======== Entries shown ========

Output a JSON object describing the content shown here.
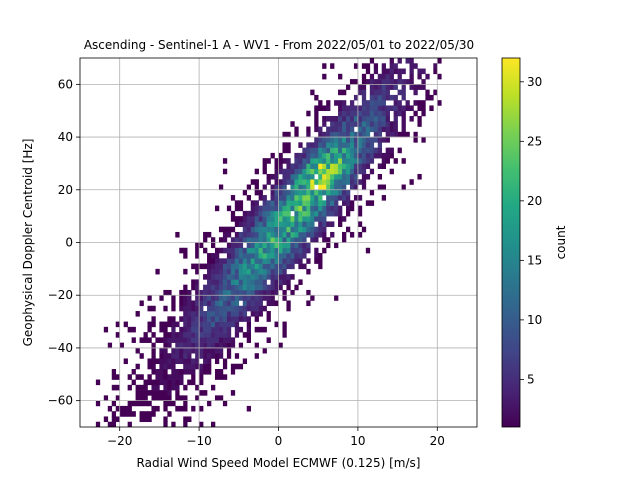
{
  "chart_data": {
    "type": "heatmap",
    "title": "Ascending - Sentinel-1 A - WV1 - From 2022/05/01 to 2022/05/30",
    "xlabel": "Radial Wind Speed Model ECMWF (0.125) [m/s]",
    "ylabel": "Geophysical Doppler Centroid [Hz]",
    "xlim": [
      -25,
      25
    ],
    "ylim": [
      -70,
      70
    ],
    "xticks": [
      -20,
      -10,
      0,
      10,
      20
    ],
    "yticks": [
      -60,
      -40,
      -20,
      0,
      20,
      40,
      60
    ],
    "grid": true,
    "colormap": "viridis",
    "colorbar": {
      "label": "count",
      "min": 1,
      "max": 32,
      "ticks": [
        5,
        10,
        15,
        20,
        25,
        30
      ]
    },
    "density_model": {
      "description_of_distribution": "2D histogram; points concentrated along a line y = 3.5*x + 4 with spread ~14 Hz across, extending x from about -23 to 20",
      "slope": 3.5,
      "intercept": 4,
      "peak_count": 32,
      "peak_location": [
        5.5,
        27
      ],
      "bin_size_x": 0.5,
      "bin_size_y": 2.0
    },
    "colors": {
      "viridis_low": "#440154",
      "viridis_mid": "#21918c",
      "viridis_high": "#fde725"
    }
  }
}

========

• Written instruction
Give all the lines above again, character for character, without pictures.

• The completed task
Output a JSON object describing the content shown here.
{
  "chart_data": {
    "type": "heatmap",
    "title": "Ascending - Sentinel-1 A - WV1 - From 2022/05/01 to 2022/05/30",
    "xlabel": "Radial Wind Speed Model ECMWF (0.125) [m/s]",
    "ylabel": "Geophysical Doppler Centroid [Hz]",
    "xlim": [
      -25,
      25
    ],
    "ylim": [
      -70,
      70
    ],
    "xticks": [
      -20,
      -10,
      0,
      10,
      20
    ],
    "yticks": [
      -60,
      -40,
      -20,
      0,
      20,
      40,
      60
    ],
    "grid": true,
    "colormap": "viridis",
    "colorbar": {
      "label": "count",
      "min": 1,
      "max": 32,
      "ticks": [
        5,
        10,
        15,
        20,
        25,
        30
      ]
    },
    "density_model": {
      "description_of_distribution": "2D histogram; points concentrated along a line y = 3.5*x + 4 with spread ~14 Hz across, extending x from about -23 to 20",
      "slope": 3.5,
      "intercept": 4,
      "peak_count": 32,
      "peak_location": [
        5.5,
        27
      ],
      "bin_size_x": 0.5,
      "bin_size_y": 2.0
    },
    "colors": {
      "viridis_low": "#440154",
      "viridis_mid": "#21918c",
      "viridis_high": "#fde725"
    }
  }
}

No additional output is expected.